ОТРЫВОК ТЕКСТА:
Поразительная связь между этими радикальными этическими мыслителями, находящимися на периферии нашей основной истории, заключается в том, что они были верующими. Они также отводили особую роль понятию «тайна» — тому, что нельзя узнать, рассчитать или понять, особенно когда это касается наших отношений друг с другом. Хайдеггер отличался от них, поскольку он отверг религию, в которой вырос, и не проявлял настоящего интереса к этике — вероятно, как следствие того, что он не испытывал настоящего интереса к человеку. И все же каждая страница его поздних работ говорит о каком-то непосредственном переживании невыразимого или непостижимого. Он тоже был мистиком.

Традиция мистики уходит корнями в «прыжок веры» Кьеркегора. Она во многом обязана другому великому мистику невозможного из XIX века, Достоевскому, и более древним богословским концепциям. Кроме того, она выросла из затяжной травмы, которой обернулась первая половина XX века. С 1914 года, и особенно с 1939 года, люди в Европе и других странах пришли к пониманию того, что мы не можем полностью знать или доверять себе; что у нас нет полноценных оправданий или объяснений нашим поступкам — и все же мы должны основывать наше существование и отношения на чем-то прочном, потому что иначе нам не выжить.

ВЫДЕРЖКА ИЗ ДАННЫХ:
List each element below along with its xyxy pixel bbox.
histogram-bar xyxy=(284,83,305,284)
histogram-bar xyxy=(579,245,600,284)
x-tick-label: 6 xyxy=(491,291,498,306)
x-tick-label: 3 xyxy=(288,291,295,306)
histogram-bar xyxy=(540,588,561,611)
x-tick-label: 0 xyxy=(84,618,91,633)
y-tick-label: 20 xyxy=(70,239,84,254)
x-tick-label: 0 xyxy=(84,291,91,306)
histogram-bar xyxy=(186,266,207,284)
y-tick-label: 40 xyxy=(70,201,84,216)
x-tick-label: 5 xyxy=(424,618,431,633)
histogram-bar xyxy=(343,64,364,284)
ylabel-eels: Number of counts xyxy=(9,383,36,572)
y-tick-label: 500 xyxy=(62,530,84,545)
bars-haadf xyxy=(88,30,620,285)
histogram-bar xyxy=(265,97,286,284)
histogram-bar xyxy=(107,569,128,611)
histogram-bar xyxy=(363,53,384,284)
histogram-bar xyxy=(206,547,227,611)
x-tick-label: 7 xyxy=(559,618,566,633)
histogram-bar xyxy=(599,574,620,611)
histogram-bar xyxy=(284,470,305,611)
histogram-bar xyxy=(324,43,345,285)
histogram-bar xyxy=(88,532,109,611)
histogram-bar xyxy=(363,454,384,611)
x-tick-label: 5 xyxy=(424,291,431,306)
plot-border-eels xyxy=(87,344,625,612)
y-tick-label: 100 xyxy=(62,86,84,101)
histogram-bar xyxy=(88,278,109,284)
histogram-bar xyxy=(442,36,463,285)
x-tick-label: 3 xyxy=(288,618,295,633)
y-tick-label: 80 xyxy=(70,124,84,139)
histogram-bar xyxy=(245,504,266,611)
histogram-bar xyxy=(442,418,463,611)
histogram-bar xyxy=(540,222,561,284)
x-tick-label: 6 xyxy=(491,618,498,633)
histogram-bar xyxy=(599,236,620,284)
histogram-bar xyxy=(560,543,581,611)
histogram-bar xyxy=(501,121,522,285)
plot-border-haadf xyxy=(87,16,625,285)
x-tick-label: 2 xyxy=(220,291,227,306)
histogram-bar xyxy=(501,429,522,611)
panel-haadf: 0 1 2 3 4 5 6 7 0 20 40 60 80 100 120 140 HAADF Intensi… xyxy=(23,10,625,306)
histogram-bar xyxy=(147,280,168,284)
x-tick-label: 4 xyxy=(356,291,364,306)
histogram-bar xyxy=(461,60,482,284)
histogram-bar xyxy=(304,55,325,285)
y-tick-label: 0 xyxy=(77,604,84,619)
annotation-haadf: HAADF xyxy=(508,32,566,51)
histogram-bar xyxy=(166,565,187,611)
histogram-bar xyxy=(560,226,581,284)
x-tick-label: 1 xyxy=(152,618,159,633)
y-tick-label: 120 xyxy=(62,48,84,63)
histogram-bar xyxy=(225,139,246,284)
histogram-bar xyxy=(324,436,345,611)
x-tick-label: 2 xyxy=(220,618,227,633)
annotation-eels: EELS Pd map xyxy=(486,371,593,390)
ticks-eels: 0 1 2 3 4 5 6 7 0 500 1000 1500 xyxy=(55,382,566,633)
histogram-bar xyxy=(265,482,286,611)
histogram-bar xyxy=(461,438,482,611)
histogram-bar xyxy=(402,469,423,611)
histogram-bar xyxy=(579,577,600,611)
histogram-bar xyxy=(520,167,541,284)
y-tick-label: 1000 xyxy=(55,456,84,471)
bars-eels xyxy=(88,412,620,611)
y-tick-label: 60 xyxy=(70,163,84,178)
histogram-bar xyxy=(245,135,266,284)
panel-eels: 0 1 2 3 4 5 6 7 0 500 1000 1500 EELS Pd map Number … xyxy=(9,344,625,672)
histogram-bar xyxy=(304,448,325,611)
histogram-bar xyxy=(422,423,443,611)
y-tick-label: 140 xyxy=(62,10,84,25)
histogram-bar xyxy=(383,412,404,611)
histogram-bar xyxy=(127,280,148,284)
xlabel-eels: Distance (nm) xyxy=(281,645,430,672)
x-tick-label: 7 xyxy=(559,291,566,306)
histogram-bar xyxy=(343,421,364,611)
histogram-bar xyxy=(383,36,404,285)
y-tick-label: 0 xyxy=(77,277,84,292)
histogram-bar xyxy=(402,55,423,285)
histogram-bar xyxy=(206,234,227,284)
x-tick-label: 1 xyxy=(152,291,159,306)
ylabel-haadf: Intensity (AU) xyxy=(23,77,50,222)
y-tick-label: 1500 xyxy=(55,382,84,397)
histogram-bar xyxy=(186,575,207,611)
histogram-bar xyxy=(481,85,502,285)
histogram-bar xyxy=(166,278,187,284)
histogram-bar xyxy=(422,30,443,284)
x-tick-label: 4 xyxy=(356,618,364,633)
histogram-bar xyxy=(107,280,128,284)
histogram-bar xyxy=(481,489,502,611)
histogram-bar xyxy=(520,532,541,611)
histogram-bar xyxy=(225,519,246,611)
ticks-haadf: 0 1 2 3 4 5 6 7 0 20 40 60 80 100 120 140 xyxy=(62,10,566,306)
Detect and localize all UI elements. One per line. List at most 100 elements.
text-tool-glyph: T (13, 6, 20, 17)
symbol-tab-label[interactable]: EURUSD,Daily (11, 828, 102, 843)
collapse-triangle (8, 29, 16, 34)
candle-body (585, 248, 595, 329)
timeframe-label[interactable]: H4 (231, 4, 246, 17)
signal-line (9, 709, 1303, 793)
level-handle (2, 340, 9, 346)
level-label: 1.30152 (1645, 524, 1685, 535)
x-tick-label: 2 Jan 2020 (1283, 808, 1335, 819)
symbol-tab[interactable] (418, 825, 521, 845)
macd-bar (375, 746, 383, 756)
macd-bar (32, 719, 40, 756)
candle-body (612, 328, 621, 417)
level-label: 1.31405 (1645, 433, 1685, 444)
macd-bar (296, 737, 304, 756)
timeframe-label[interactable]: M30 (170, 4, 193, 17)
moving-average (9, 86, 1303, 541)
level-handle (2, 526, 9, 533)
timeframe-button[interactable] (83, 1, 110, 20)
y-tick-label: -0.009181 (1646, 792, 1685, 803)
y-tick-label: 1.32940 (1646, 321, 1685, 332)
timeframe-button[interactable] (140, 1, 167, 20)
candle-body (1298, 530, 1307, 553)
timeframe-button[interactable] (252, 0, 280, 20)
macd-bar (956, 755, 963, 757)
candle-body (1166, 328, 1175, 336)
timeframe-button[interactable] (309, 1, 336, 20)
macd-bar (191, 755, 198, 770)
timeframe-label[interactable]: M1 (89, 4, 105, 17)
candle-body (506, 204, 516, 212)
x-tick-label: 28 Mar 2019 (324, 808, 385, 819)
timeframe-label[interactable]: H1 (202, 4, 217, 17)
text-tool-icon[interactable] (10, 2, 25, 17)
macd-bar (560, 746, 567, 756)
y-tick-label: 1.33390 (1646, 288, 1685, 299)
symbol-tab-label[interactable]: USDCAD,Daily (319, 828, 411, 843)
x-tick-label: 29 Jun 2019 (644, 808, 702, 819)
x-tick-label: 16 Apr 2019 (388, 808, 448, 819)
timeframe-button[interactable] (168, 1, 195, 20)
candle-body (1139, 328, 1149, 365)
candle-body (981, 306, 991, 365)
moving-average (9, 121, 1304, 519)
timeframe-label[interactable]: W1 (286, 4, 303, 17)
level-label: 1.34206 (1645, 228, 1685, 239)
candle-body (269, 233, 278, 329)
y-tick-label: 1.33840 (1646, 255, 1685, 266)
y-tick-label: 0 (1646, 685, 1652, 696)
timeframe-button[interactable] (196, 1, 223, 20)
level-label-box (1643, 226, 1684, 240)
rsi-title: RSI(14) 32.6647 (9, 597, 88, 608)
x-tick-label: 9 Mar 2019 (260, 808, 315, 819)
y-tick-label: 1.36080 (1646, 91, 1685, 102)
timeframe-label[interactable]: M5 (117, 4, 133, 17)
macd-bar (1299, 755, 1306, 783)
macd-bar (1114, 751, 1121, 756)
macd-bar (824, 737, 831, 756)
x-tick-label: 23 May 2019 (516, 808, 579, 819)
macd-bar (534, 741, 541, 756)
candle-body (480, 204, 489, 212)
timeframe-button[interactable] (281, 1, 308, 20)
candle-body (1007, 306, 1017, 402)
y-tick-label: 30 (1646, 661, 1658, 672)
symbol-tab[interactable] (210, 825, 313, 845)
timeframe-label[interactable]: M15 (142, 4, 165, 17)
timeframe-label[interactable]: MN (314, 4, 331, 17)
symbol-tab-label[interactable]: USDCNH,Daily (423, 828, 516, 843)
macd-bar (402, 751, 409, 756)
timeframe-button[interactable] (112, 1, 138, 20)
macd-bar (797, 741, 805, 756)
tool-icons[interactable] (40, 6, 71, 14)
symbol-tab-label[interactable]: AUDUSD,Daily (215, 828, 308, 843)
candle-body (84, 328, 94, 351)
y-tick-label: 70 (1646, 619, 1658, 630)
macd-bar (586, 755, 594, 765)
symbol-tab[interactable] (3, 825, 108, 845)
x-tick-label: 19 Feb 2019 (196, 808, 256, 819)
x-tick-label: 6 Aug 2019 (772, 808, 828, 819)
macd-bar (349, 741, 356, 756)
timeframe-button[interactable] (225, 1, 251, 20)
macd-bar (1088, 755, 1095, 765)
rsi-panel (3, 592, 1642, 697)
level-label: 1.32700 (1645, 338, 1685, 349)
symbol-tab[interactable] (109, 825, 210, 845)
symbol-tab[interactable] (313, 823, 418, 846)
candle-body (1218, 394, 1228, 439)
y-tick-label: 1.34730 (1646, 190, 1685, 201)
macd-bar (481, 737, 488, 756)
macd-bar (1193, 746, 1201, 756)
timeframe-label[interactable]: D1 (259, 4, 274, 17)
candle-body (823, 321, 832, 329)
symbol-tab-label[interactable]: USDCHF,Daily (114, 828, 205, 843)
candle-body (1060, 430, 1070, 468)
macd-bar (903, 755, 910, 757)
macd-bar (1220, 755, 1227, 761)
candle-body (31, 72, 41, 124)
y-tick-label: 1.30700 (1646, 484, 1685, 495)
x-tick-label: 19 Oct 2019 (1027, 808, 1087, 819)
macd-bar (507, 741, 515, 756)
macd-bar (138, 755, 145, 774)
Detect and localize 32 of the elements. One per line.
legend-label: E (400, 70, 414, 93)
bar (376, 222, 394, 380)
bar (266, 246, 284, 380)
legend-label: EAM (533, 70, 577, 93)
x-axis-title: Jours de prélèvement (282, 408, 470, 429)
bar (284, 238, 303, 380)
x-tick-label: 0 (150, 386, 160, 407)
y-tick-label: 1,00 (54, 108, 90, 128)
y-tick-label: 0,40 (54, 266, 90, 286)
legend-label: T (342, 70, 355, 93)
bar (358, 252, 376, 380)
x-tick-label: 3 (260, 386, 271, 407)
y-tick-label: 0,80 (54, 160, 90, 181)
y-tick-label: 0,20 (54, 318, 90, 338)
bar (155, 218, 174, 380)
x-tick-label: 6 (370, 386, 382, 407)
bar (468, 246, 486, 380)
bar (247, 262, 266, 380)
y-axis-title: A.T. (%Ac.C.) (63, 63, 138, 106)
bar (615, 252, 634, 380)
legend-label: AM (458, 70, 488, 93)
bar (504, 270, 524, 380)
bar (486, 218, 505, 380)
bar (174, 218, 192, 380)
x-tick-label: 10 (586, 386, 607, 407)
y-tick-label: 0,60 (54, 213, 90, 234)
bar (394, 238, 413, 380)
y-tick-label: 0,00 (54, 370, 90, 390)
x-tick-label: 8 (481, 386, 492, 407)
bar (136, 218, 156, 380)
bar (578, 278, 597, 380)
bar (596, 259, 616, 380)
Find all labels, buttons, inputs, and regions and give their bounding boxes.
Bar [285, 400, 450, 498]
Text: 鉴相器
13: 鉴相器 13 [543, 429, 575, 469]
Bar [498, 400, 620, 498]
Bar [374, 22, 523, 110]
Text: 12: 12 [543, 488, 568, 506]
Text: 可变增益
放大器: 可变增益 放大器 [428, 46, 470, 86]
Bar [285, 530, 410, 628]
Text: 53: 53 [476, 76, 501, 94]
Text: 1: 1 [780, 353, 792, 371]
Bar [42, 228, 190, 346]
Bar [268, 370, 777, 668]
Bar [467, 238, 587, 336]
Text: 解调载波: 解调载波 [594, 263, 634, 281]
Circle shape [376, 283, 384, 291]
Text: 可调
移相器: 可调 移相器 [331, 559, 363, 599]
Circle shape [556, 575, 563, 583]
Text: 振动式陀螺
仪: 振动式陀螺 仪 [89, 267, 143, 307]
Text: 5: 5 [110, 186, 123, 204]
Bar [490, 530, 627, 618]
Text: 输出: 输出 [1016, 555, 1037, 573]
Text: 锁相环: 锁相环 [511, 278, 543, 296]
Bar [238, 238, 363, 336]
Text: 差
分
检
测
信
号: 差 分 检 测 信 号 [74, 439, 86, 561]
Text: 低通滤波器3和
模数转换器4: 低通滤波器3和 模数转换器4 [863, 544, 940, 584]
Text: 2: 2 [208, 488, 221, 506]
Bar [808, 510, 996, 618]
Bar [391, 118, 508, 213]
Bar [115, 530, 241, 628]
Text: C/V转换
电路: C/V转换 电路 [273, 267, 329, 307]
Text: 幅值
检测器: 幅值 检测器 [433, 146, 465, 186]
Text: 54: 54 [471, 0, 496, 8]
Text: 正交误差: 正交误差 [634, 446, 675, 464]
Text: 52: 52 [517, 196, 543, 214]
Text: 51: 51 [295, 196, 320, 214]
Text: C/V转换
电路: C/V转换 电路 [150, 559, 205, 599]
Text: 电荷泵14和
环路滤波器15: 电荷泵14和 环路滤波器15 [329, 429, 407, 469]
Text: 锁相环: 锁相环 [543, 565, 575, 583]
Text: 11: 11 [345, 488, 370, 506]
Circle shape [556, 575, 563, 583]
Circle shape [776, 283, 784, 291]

КАК ВЫПОЛНИТЬ ЗАДАНИЕ: Подхватите текст о мистике и вере и продолжите его сразу после последнего предложения.

МЕСТО ДЛЯ ОТВЕТА:
Даже атеистически настроенный Сартр проявил желание по-новому взглянуть на идеалы. В «Тошноте» он язвительно отозвался о традиционной этике, в терминах Левинаса написав о том, как буржуазные типы, называющие себя благонамеренными гуманистами, «никогда не допускали, чтобы их затронуло значение облика». В «Бытии и ничто» он продолжал утверждать, что старых добрых этических принципов, основанных на простой терпимости, уже недостаточно. Терпимость не в состоянии оценить всю глубину требований, предъявляемых к нам другими людьми. По его мнению, недостаточно отступить и просто терпеть друг друга. Мы должны научиться давать друг другу нечто большее. Сартр пошел еще дальше: мы все должны стать глубоко «вовлеченными» в наш общий мир. Молодой французский писатель Фредерик де Товарницки, сопровождавший Хайдеггера в его поисках рукописей, решил познакомить его и Сартра друг с другом. Он уже передал Хайдеггеру серию статей о сартровском экзистенциализме, написанных его соотечественником французом Жаном Бофре. Когда они обсуждали их во время последующего визита, Хайдеггер удивлялся тому, как Сартру удается быть одновременно философом, феноменологом, драматургом, романистом, эссеистом и журналистом. Эльфрида, которая также присутствовала на встрече, спросила: «Mais enfin, qu’est-ce que l’existentialisme?» («Так что же все-таки такое этот экзистенциализм?»)

В другой свой визит Товарницки принес Хайдеггеру экземпляр книги «Бытие и ничто». Хайдеггер игриво взвесил ее в руке и сказал, что у него сейчас мало времени на чтение — уже проверенная временем отговорка. (По этому случаю, когда Товарницки уходил, Хайдеггер показал ему собственное сокровище, завернутое в листы шелковистой бумаги в его столе: фотографию Ницше. «Он не всем это показывает», — прошептала Элфрида.)

Товарницки не терял надежды свести Хайдеггера и Сартра вместе в частном разговоре или публичных дебатах. Он пытался привлечь и Камю, но тот не хотел иметь ничего общего с Хайдеггером. Сартр был скорее заинтригован, но, как и Хайдеггер, постоянно говорил Товарницки, что слишком занят в данный момент. Вместо этого он предложил Товарницки написать о своих встречах с Хайдеггером для журнала Les Temps modernes, что тот и сделал.

Хайдеггер тем временем нашел время, чтобы все-таки погрузиться в «Бытие и ничто». В свой следующий визит он сказал Товарницки, что ценит психологическую остроту Сартра и его «чувство конкретных вещей». По крайней мере, так сообщил Товарницки; поскольку он писал для Les Temps modernes, Хайдеггер, вероятно, просто был мягок. Он также составил вежливое письмо, чтобы передать его Сартру. В нем содержалось замечание, которое можно прочитать двояко: «В вашей работе преобладает непосредственное понимание моей философии, с которым я раньше не сталкивался».